> _Written exercise_: Every line holding the word "Bradley" counts once. Give the total, nothing more.

> _Excerpted records_:

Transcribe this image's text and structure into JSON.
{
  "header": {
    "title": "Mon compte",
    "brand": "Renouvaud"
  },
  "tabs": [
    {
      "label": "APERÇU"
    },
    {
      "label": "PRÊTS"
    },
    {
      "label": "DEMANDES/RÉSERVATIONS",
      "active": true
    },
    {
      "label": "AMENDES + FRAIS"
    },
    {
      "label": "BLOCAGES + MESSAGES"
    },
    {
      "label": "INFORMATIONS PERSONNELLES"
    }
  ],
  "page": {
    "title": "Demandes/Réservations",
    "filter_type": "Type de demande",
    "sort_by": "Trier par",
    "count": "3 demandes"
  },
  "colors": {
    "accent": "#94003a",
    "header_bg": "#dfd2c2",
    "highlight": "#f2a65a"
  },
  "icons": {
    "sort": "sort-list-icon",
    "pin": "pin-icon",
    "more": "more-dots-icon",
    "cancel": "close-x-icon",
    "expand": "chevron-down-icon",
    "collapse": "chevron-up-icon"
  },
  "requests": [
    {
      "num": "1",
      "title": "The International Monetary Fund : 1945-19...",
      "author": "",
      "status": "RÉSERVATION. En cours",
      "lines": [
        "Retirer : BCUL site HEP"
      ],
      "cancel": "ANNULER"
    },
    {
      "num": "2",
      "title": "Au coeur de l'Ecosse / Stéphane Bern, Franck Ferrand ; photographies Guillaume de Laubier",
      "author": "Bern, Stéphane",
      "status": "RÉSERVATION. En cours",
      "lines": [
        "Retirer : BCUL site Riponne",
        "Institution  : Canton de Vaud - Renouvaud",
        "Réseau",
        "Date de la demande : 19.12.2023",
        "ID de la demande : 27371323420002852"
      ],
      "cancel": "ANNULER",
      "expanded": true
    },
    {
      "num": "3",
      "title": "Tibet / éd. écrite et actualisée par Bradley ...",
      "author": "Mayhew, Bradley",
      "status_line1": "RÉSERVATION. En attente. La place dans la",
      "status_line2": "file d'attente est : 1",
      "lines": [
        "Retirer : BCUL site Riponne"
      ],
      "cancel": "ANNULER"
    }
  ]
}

...

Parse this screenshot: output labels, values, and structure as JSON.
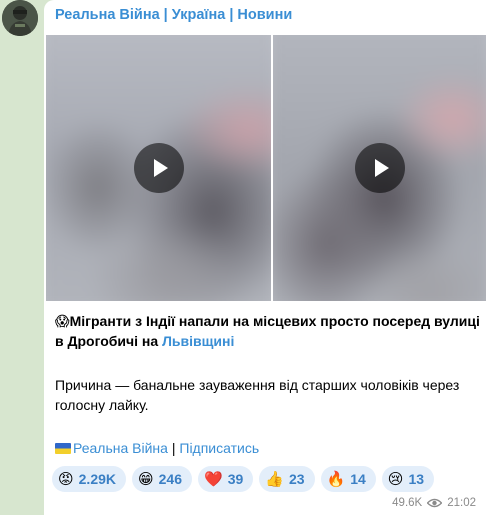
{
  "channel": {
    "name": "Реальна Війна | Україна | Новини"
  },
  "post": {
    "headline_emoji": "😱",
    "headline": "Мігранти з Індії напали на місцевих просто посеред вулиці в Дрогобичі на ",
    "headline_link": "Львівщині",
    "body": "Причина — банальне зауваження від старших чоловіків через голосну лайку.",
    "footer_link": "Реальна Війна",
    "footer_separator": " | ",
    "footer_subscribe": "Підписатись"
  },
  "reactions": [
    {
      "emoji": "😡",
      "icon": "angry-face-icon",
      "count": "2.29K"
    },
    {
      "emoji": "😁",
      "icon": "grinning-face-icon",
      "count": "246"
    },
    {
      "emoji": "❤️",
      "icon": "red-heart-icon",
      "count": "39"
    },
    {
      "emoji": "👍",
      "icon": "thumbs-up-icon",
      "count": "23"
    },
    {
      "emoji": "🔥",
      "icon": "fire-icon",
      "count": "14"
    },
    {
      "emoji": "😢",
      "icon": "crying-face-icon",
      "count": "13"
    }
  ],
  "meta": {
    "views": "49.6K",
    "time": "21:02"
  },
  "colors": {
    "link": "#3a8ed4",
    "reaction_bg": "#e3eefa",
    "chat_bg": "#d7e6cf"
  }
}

--

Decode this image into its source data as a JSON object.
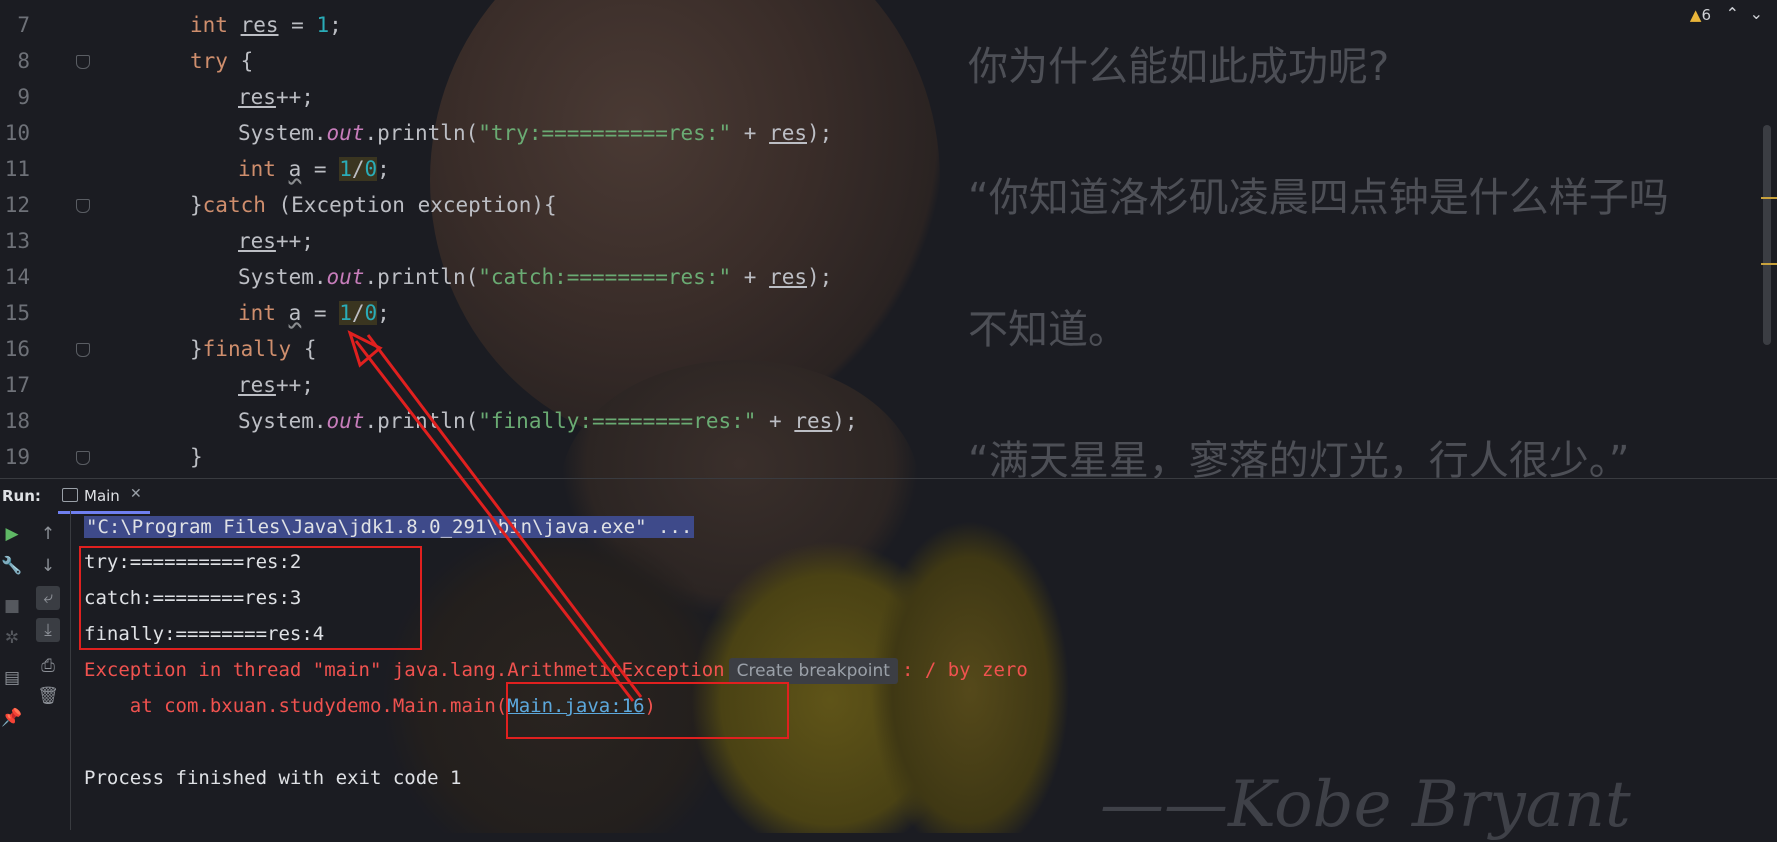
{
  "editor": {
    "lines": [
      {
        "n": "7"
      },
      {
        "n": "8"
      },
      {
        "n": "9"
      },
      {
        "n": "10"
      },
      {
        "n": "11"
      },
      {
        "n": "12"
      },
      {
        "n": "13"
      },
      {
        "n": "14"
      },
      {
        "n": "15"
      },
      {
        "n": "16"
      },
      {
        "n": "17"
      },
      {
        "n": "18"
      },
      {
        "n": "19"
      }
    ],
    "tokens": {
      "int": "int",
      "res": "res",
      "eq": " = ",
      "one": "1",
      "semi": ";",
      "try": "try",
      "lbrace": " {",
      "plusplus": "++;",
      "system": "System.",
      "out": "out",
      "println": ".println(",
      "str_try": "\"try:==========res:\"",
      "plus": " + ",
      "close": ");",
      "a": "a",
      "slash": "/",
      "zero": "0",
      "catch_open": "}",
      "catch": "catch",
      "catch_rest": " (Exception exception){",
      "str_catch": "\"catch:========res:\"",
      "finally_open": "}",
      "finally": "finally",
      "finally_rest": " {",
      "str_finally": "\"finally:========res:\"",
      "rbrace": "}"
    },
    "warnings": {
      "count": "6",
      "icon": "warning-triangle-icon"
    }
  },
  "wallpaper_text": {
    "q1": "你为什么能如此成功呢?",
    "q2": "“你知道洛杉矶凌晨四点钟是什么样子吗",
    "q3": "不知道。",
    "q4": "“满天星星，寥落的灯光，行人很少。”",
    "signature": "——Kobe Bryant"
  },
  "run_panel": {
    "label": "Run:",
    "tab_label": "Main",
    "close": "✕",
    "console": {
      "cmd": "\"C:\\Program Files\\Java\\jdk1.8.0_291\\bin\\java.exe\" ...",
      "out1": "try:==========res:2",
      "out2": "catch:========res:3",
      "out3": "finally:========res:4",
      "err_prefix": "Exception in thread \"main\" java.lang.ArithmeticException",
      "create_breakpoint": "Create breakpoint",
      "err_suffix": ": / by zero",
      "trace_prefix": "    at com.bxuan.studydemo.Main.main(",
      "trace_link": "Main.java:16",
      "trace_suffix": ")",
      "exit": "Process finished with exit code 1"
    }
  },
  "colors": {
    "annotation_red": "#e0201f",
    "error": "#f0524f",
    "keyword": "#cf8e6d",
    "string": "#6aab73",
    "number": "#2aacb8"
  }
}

> _Output below_: 2